Records from a collection of figures:
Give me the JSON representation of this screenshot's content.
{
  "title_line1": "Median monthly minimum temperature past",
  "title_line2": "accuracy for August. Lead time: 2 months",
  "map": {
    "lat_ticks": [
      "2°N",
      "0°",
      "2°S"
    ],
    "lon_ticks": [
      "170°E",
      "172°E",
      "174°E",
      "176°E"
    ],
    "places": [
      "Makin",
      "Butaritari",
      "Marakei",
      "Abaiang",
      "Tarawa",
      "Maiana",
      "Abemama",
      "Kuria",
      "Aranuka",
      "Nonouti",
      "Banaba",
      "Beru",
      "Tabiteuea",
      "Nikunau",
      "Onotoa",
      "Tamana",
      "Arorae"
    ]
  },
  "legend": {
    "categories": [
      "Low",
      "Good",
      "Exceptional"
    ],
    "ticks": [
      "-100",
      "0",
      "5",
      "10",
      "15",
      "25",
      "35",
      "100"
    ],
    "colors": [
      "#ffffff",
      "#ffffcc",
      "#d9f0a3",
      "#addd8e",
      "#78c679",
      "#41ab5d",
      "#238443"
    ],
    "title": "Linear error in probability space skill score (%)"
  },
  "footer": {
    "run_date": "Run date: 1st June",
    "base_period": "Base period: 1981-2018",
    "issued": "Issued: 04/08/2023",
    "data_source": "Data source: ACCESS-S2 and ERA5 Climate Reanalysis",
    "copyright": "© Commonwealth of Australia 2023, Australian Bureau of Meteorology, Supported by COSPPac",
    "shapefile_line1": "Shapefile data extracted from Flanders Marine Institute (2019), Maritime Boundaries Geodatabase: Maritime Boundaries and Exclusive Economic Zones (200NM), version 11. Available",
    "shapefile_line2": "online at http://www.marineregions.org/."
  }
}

> Given problem
Restate all of the entries exactly, please.

> Exercise output
Give me the JSON representation of this screenshot's content.
{
  "title_line1": "Median monthly minimum temperature past",
  "title_line2": "accuracy for August. Lead time: 2 months",
  "map": {
    "lat_ticks": [
      "2°N",
      "0°",
      "2°S"
    ],
    "lon_ticks": [
      "170°E",
      "172°E",
      "174°E",
      "176°E"
    ],
    "places": [
      "Makin",
      "Butaritari",
      "Marakei",
      "Abaiang",
      "Tarawa",
      "Maiana",
      "Abemama",
      "Kuria",
      "Aranuka",
      "Nonouti",
      "Banaba",
      "Beru",
      "Tabiteuea",
      "Nikunau",
      "Onotoa",
      "Tamana",
      "Arorae"
    ]
  },
  "legend": {
    "categories": [
      "Low",
      "Good",
      "Exceptional"
    ],
    "ticks": [
      "-100",
      "0",
      "5",
      "10",
      "15",
      "25",
      "35",
      "100"
    ],
    "colors": [
      "#ffffff",
      "#ffffcc",
      "#d9f0a3",
      "#addd8e",
      "#78c679",
      "#41ab5d",
      "#238443"
    ],
    "title": "Linear error in probability space skill score (%)"
  },
  "footer": {
    "run_date": "Run date: 1st June",
    "base_period": "Base period: 1981-2018",
    "issued": "Issued: 04/08/2023",
    "data_source": "Data source: ACCESS-S2 and ERA5 Climate Reanalysis",
    "copyright": "© Commonwealth of Australia 2023, Australian Bureau of Meteorology, Supported by COSPPac",
    "shapefile_line1": "Shapefile data extracted from Flanders Marine Institute (2019), Maritime Boundaries Geodatabase: Maritime Boundaries and Exclusive Economic Zones (200NM), version 11. Available",
    "shapefile_line2": "online at http://www.marineregions.org/."
  }
}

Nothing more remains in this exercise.